From the records below, copy every line that contains the word "Type".

— Start of PROVIDED INFORMATION —

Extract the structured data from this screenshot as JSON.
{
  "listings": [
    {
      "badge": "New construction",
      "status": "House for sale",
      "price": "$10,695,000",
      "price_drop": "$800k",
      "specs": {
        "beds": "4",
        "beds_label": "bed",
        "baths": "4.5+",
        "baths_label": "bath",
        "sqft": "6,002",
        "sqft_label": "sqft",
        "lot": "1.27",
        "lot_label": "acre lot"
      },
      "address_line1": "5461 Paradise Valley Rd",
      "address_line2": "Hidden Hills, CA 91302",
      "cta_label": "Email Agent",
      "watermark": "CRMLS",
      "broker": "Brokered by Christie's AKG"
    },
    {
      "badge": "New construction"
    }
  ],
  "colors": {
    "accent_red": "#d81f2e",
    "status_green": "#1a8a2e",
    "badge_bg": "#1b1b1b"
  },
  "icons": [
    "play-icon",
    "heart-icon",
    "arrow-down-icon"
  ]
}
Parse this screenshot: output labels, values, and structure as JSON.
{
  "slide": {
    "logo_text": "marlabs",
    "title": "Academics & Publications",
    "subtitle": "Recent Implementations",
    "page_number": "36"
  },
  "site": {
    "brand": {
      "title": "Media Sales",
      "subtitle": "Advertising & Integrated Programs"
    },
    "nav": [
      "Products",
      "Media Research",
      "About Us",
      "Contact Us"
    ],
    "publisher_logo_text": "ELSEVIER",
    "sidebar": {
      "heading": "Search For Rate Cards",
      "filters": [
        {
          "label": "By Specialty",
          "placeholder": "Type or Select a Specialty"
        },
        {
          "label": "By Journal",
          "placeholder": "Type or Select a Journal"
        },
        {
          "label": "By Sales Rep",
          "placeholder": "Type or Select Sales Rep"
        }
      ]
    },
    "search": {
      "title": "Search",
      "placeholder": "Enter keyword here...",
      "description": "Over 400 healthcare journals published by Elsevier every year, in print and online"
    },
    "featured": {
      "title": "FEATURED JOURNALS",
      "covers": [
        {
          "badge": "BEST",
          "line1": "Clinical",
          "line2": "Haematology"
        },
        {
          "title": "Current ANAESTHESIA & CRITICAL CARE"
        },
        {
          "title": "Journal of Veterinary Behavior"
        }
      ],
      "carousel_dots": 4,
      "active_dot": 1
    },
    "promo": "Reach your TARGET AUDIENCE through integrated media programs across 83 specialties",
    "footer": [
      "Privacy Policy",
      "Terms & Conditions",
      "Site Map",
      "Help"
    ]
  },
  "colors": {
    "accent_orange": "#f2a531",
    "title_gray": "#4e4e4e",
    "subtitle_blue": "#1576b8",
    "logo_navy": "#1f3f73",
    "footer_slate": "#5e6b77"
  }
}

— End of PROVIDED INFORMATION —

**EXPECTED ANSWER:**
          "placeholder": "Type or Select a Specialty"
          "placeholder": "Type or Select a Journal"
          "placeholder": "Type or Select Sales Rep"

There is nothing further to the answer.